**WHAT IS ASKED:**
Go through the listing and copy each line with the string "pracy".

**SUPPLIED RECORDS:**
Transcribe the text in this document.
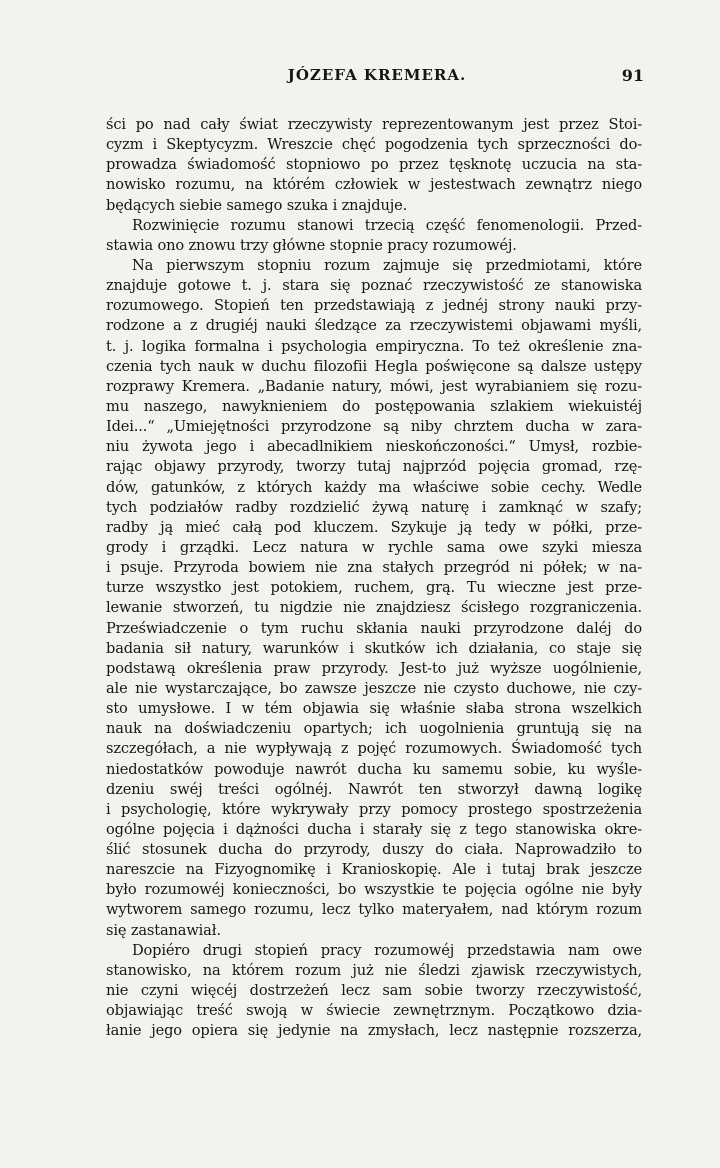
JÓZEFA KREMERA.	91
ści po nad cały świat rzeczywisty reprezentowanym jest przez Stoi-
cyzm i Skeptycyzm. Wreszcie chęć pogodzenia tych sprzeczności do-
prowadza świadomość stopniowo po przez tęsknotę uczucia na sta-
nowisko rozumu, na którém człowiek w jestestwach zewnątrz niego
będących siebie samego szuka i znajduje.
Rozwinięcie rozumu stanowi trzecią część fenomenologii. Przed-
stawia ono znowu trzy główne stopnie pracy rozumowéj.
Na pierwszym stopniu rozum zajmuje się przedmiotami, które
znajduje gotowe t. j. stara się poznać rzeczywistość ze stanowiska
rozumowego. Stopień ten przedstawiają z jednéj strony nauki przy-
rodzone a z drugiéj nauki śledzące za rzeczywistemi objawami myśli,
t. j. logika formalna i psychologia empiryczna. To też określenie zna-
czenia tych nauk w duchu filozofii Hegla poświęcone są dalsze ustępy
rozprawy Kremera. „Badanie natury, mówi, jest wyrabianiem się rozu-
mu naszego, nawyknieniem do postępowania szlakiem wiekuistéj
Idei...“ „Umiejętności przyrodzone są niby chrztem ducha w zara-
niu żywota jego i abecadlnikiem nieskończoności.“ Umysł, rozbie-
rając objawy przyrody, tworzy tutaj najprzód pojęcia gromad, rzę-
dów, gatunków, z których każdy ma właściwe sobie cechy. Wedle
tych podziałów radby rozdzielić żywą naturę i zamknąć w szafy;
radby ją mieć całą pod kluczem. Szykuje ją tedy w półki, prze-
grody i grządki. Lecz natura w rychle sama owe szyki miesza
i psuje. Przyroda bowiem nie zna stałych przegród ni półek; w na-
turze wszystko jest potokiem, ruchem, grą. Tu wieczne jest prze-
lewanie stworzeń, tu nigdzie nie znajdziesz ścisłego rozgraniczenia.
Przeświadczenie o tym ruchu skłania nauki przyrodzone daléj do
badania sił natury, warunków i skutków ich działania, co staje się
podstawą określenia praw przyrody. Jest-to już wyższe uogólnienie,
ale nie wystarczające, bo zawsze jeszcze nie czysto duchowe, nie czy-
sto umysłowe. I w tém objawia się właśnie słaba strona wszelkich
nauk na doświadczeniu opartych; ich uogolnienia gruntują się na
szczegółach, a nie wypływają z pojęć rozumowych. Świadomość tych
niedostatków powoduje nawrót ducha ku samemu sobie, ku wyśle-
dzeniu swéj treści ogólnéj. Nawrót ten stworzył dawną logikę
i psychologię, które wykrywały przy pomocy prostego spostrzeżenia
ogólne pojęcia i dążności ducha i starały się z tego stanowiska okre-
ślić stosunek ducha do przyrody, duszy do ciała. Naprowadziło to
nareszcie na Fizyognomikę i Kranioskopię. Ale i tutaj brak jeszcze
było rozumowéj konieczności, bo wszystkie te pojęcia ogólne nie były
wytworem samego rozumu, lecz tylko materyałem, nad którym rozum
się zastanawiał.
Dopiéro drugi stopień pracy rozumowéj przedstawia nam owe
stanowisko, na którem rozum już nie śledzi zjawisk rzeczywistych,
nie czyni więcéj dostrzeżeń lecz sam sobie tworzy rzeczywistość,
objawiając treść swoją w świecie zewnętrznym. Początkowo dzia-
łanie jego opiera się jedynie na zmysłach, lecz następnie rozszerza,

---

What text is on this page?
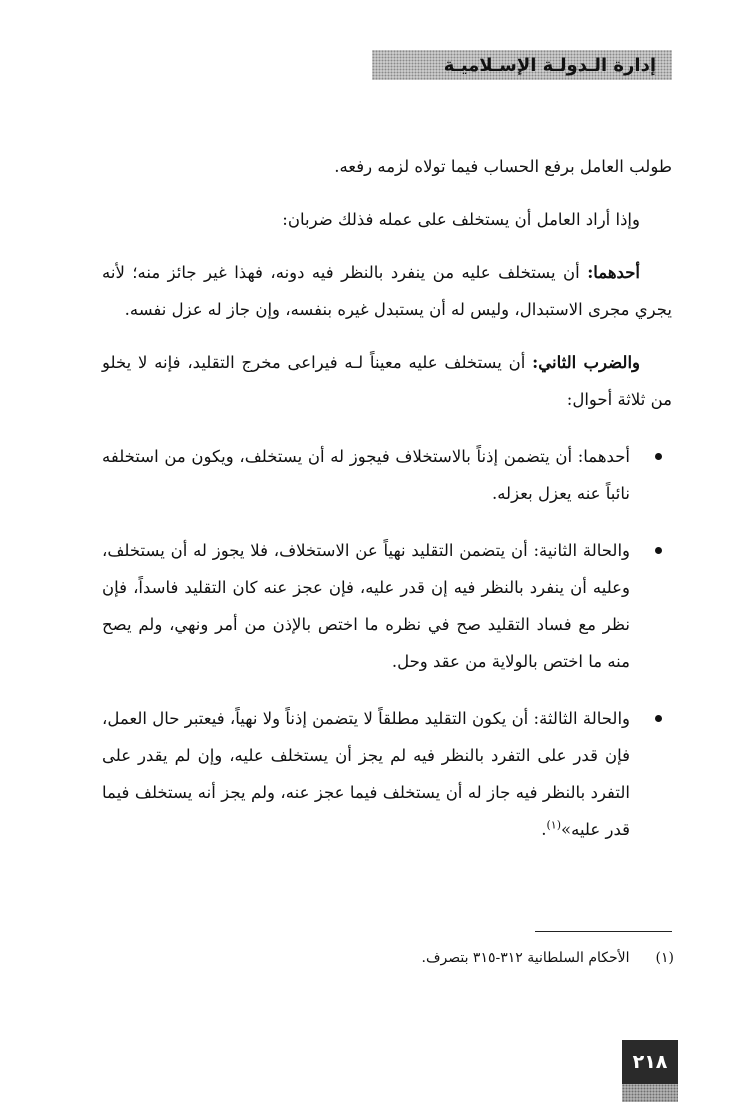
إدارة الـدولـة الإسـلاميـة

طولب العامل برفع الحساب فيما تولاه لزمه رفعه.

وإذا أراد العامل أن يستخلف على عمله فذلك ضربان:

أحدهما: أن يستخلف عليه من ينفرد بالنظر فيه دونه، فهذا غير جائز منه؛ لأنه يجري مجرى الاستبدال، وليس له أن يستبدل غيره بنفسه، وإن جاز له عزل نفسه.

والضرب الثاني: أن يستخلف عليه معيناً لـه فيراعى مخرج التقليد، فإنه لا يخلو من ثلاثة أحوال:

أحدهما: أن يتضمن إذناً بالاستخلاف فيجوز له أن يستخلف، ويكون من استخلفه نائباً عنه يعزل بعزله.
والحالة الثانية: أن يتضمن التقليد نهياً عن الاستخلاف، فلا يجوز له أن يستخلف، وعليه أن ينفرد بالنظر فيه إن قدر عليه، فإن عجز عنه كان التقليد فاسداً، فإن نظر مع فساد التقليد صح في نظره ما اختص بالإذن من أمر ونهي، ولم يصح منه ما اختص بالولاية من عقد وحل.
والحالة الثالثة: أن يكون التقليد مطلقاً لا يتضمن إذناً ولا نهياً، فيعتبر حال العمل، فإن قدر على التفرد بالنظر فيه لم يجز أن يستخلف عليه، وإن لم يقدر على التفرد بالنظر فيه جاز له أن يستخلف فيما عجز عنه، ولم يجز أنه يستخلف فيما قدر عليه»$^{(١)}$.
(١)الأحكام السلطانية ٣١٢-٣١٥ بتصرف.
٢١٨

**PROBLEM SOLUTION:**
stawia ono znowu trzy główne stopnie pracy rozumowéj.
Dopiéro drugi stopień pracy rozumowéj przedstawia nam owe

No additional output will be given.